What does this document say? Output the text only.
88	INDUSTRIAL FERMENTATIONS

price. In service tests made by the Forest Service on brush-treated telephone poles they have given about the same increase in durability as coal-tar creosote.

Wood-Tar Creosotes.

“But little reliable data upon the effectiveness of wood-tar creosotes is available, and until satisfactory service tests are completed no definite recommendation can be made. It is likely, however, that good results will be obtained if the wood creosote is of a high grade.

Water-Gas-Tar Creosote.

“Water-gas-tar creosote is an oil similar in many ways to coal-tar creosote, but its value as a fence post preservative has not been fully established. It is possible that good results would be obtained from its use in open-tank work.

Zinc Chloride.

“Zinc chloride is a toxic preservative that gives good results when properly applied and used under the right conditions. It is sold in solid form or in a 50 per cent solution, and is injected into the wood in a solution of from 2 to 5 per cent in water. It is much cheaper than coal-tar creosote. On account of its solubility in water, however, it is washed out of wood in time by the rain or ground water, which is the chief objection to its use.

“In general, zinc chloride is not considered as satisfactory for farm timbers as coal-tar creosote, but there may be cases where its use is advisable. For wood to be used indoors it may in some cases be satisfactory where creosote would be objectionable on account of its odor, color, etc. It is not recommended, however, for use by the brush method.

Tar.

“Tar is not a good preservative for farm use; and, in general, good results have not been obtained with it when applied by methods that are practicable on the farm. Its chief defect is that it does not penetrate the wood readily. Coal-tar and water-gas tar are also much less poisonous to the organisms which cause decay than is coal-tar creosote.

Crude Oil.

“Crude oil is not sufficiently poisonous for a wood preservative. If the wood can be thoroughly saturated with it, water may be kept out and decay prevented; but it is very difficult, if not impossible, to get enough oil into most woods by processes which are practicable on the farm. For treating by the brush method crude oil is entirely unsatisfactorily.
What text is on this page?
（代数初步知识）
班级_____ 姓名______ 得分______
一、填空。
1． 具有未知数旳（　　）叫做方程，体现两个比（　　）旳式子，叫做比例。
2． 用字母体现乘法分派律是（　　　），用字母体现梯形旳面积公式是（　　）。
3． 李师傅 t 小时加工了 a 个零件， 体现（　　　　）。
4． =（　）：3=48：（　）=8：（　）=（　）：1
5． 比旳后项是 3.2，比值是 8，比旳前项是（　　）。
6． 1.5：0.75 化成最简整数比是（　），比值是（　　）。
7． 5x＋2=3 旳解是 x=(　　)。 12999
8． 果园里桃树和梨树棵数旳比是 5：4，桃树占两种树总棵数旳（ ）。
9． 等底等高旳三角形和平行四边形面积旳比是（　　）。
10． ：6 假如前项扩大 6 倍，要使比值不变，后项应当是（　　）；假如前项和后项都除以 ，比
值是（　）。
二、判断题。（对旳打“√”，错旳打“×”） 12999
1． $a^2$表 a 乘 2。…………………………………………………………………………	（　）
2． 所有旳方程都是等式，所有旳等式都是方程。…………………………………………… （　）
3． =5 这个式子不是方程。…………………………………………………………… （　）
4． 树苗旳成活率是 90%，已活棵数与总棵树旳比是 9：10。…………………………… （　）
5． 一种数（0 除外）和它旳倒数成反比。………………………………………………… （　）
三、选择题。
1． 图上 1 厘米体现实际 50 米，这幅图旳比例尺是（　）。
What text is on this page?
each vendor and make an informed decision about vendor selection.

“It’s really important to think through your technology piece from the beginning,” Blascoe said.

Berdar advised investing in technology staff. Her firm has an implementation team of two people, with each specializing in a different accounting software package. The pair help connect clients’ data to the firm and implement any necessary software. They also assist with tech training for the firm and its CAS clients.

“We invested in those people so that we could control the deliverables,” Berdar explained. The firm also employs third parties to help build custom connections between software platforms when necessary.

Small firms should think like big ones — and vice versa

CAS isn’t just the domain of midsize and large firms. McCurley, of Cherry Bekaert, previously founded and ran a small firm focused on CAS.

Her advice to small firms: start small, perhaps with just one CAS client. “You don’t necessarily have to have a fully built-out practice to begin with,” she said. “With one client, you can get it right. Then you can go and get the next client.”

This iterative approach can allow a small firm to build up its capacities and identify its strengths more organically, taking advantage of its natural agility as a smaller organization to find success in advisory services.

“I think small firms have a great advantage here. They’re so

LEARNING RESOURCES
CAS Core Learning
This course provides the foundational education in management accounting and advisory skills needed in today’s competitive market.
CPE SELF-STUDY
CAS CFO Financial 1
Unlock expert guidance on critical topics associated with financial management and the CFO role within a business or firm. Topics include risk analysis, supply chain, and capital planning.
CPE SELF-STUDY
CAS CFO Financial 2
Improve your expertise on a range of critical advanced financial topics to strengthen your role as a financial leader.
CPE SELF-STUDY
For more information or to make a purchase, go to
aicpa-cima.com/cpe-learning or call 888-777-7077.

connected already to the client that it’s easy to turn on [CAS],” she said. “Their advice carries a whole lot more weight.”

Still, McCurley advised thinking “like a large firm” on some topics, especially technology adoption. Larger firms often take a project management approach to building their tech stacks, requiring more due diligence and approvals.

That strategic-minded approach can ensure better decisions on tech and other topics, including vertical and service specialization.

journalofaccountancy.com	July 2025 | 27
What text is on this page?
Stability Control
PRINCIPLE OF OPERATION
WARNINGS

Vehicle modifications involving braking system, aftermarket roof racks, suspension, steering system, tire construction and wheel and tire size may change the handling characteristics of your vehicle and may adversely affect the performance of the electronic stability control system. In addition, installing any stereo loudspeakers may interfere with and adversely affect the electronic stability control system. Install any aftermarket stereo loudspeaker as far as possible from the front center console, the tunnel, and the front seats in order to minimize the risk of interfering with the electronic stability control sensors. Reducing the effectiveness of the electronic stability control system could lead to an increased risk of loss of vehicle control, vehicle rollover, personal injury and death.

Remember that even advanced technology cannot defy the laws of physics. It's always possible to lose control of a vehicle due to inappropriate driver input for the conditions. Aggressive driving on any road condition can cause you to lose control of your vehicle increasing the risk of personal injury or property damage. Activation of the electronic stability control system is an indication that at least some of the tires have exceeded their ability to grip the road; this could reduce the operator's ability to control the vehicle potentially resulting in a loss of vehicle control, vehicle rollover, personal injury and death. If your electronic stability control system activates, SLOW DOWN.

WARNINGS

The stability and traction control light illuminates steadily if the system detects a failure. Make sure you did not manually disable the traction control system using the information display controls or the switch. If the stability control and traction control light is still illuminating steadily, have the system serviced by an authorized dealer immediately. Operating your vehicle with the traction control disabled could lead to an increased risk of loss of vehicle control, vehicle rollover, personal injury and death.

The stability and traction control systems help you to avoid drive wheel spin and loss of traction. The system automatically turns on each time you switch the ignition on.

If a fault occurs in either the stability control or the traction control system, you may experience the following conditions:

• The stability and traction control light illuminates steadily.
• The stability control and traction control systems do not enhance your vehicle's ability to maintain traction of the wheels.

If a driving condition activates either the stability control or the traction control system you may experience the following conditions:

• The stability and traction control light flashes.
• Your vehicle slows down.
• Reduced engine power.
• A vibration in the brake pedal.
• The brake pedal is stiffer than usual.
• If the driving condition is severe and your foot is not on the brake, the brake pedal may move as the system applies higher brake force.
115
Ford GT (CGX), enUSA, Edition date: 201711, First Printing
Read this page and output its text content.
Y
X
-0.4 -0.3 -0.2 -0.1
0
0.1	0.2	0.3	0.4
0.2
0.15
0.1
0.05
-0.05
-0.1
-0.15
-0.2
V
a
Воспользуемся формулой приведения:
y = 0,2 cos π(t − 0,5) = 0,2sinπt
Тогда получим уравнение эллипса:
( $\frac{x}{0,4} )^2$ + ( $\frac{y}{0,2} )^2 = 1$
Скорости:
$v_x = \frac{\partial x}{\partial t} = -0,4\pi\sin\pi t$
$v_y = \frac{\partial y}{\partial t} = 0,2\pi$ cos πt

EXERCISE AIM:
Scan the records above, count the lines with "advisory" in them, and give only the number.

EXERCISE OUTPUT:
2